## START GIVEN ENTRIES
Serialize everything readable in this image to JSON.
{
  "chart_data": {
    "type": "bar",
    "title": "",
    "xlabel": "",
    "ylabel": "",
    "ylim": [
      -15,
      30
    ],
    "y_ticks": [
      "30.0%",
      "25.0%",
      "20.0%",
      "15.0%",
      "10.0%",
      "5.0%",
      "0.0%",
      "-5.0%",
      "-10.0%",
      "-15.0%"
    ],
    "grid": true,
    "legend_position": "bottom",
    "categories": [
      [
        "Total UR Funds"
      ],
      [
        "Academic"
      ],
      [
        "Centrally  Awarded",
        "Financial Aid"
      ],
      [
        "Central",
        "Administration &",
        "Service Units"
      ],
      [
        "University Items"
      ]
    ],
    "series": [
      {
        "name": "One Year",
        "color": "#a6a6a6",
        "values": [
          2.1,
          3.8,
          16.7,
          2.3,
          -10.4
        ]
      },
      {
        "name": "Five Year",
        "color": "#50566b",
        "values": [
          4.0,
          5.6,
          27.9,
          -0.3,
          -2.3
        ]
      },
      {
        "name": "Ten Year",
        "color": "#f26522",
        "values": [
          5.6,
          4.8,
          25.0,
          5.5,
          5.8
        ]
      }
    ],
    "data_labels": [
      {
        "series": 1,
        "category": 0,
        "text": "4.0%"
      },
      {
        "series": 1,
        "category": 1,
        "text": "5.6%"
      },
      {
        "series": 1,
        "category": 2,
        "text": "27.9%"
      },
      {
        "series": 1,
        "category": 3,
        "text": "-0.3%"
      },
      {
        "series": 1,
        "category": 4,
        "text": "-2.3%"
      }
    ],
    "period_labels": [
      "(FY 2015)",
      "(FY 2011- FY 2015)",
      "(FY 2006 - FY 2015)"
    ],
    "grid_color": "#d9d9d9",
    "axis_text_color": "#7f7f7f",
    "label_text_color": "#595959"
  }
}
## END GIVEN ENTRIES
> _OBJECTIVE_
Take the listing above and write it out again exactly.

> _RESULT OF THE TASK_
Serialize everything readable in this image to JSON.
{
  "chart_data": {
    "type": "bar",
    "title": "",
    "xlabel": "",
    "ylabel": "",
    "ylim": [
      -15,
      30
    ],
    "y_ticks": [
      "30.0%",
      "25.0%",
      "20.0%",
      "15.0%",
      "10.0%",
      "5.0%",
      "0.0%",
      "-5.0%",
      "-10.0%",
      "-15.0%"
    ],
    "grid": true,
    "legend_position": "bottom",
    "categories": [
      [
        "Total UR Funds"
      ],
      [
        "Academic"
      ],
      [
        "Centrally  Awarded",
        "Financial Aid"
      ],
      [
        "Central",
        "Administration &",
        "Service Units"
      ],
      [
        "University Items"
      ]
    ],
    "series": [
      {
        "name": "One Year",
        "color": "#a6a6a6",
        "values": [
          2.1,
          3.8,
          16.7,
          2.3,
          -10.4
        ]
      },
      {
        "name": "Five Year",
        "color": "#50566b",
        "values": [
          4.0,
          5.6,
          27.9,
          -0.3,
          -2.3
        ]
      },
      {
        "name": "Ten Year",
        "color": "#f26522",
        "values": [
          5.6,
          4.8,
          25.0,
          5.5,
          5.8
        ]
      }
    ],
    "data_labels": [
      {
        "series": 1,
        "category": 0,
        "text": "4.0%"
      },
      {
        "series": 1,
        "category": 1,
        "text": "5.6%"
      },
      {
        "series": 1,
        "category": 2,
        "text": "27.9%"
      },
      {
        "series": 1,
        "category": 3,
        "text": "-0.3%"
      },
      {
        "series": 1,
        "category": 4,
        "text": "-2.3%"
      }
    ],
    "period_labels": [
      "(FY 2015)",
      "(FY 2011- FY 2015)",
      "(FY 2006 - FY 2015)"
    ],
    "grid_color": "#d9d9d9",
    "axis_text_color": "#7f7f7f",
    "label_text_color": "#595959"
  }
}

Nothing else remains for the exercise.